Instructions to follow: Return each line that holds the word "valamint".

Exercise materials:
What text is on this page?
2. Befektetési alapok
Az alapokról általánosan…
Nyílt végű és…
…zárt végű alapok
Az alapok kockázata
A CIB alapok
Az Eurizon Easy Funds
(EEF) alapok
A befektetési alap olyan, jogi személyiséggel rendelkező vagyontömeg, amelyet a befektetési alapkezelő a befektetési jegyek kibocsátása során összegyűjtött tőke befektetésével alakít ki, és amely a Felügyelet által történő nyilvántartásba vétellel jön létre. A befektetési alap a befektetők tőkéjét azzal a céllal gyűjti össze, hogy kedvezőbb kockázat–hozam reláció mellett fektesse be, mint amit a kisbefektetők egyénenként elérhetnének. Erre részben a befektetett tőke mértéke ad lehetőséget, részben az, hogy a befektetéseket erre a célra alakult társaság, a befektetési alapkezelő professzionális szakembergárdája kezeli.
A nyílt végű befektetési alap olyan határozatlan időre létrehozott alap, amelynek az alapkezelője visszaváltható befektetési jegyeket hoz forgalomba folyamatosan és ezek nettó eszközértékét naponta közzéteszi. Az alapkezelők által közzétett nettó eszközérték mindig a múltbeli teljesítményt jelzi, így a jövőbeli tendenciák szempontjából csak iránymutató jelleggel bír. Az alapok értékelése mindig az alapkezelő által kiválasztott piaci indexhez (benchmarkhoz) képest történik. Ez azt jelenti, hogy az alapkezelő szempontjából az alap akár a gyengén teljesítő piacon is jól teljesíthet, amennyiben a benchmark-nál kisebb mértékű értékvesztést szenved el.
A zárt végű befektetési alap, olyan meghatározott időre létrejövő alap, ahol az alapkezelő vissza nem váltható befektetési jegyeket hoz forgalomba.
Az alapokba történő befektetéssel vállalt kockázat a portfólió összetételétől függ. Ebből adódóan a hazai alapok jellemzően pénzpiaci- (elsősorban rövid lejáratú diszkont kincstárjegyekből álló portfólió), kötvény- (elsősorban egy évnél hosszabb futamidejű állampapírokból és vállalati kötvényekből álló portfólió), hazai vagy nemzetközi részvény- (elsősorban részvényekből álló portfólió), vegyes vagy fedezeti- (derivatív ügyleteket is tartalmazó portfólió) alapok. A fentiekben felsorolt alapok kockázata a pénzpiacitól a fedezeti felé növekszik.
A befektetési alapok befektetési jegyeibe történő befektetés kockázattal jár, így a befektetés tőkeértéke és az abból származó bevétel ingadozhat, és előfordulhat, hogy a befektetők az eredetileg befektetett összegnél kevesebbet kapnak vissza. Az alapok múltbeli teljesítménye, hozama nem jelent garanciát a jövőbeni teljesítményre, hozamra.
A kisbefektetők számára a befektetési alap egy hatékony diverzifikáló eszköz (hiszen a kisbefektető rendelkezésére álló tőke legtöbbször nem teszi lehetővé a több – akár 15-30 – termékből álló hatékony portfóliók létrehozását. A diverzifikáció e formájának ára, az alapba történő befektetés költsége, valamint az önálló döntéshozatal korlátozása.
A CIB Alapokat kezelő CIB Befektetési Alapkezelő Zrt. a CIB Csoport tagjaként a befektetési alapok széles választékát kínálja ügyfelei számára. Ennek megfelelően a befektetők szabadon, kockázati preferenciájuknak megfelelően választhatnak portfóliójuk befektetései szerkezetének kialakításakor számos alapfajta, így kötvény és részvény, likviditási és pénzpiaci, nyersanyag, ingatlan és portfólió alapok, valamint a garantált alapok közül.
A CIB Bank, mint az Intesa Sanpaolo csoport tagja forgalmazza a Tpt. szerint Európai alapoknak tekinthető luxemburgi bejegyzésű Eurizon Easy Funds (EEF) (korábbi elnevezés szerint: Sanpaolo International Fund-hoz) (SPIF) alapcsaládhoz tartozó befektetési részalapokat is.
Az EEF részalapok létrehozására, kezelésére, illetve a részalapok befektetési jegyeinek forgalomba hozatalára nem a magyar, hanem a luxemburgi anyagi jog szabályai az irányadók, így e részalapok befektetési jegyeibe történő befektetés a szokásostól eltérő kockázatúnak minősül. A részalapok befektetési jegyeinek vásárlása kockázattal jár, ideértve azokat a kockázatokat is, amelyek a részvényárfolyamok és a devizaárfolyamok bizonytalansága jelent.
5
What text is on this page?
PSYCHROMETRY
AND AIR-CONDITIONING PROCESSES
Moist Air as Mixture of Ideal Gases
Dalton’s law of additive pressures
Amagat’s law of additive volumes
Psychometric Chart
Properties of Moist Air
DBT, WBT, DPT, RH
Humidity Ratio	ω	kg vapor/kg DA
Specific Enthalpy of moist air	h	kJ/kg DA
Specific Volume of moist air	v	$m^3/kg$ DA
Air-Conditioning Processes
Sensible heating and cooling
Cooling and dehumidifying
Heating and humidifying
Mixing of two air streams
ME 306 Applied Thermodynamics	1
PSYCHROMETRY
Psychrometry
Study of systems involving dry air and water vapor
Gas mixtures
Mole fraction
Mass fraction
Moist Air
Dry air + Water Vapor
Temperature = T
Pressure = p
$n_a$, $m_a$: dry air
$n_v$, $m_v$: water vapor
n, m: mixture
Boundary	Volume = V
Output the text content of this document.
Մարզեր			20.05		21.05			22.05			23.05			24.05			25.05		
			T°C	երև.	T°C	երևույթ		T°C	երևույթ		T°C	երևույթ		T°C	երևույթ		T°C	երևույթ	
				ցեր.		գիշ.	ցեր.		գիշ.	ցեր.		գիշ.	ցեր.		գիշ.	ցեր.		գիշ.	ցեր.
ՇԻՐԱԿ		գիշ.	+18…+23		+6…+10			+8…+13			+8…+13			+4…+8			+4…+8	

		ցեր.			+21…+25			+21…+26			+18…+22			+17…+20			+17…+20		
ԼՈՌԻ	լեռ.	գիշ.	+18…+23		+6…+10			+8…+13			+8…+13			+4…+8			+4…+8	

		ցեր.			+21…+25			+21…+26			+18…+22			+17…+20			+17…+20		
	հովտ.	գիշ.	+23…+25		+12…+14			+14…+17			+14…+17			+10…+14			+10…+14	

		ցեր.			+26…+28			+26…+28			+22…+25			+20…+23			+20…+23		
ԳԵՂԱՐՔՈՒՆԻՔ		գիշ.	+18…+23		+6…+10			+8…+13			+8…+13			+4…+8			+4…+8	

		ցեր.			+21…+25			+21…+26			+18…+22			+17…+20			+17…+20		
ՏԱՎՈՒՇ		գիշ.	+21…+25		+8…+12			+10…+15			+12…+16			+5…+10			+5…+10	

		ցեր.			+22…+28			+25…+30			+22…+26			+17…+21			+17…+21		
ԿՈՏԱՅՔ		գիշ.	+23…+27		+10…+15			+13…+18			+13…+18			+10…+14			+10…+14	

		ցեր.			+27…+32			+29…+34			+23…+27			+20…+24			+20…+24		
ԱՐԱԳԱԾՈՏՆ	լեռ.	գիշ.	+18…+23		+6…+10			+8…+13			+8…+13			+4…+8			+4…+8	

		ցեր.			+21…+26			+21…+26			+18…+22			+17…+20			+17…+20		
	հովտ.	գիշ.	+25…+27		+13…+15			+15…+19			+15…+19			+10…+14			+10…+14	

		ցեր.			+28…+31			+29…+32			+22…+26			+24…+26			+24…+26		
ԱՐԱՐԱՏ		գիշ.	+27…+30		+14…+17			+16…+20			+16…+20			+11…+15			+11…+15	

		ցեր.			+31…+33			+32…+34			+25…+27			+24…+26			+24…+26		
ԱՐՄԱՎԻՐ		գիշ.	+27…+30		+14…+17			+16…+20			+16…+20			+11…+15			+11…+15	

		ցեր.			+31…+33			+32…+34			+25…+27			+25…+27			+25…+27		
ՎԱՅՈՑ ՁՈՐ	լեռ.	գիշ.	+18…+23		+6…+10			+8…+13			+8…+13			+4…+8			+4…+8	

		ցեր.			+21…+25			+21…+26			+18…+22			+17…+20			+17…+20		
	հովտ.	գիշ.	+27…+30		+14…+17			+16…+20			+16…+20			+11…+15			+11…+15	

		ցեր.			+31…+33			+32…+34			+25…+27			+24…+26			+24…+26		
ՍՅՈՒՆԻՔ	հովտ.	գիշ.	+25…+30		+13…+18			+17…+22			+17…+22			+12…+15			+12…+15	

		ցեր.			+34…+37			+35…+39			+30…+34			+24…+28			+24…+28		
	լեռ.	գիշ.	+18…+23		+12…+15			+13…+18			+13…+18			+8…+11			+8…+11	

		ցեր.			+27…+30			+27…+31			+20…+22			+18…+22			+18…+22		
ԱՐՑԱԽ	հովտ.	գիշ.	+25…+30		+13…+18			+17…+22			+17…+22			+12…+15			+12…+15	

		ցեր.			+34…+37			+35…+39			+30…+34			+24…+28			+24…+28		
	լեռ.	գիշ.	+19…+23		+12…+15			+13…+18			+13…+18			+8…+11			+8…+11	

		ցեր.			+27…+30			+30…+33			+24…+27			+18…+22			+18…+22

Written reply:
A kisbefektetők számára a befektetési alap egy hatékony diverzifikáló eszköz (hiszen a kisbefektető rendelkezésére álló tőke legtöbbször nem teszi lehetővé a több – akár 15-30 – termékből álló hatékony portfóliók létrehozását. A diverzifikáció e formájának ára, az alapba történő befektetés költsége, valamint az önálló döntéshozatal korlátozása.
A CIB Alapokat kezelő CIB Befektetési Alapkezelő Zrt. a CIB Csoport tagjaként a befektetési alapok széles választékát kínálja ügyfelei számára. Ennek megfelelően a befektetők szabadon, kockázati preferenciájuknak megfelelően választhatnak portfóliójuk befektetései szerkezetének kialakításakor számos alapfajta, így kötvény és részvény, likviditási és pénzpiaci, nyersanyag, ingatlan és portfólió alapok, valamint a garantált alapok közül.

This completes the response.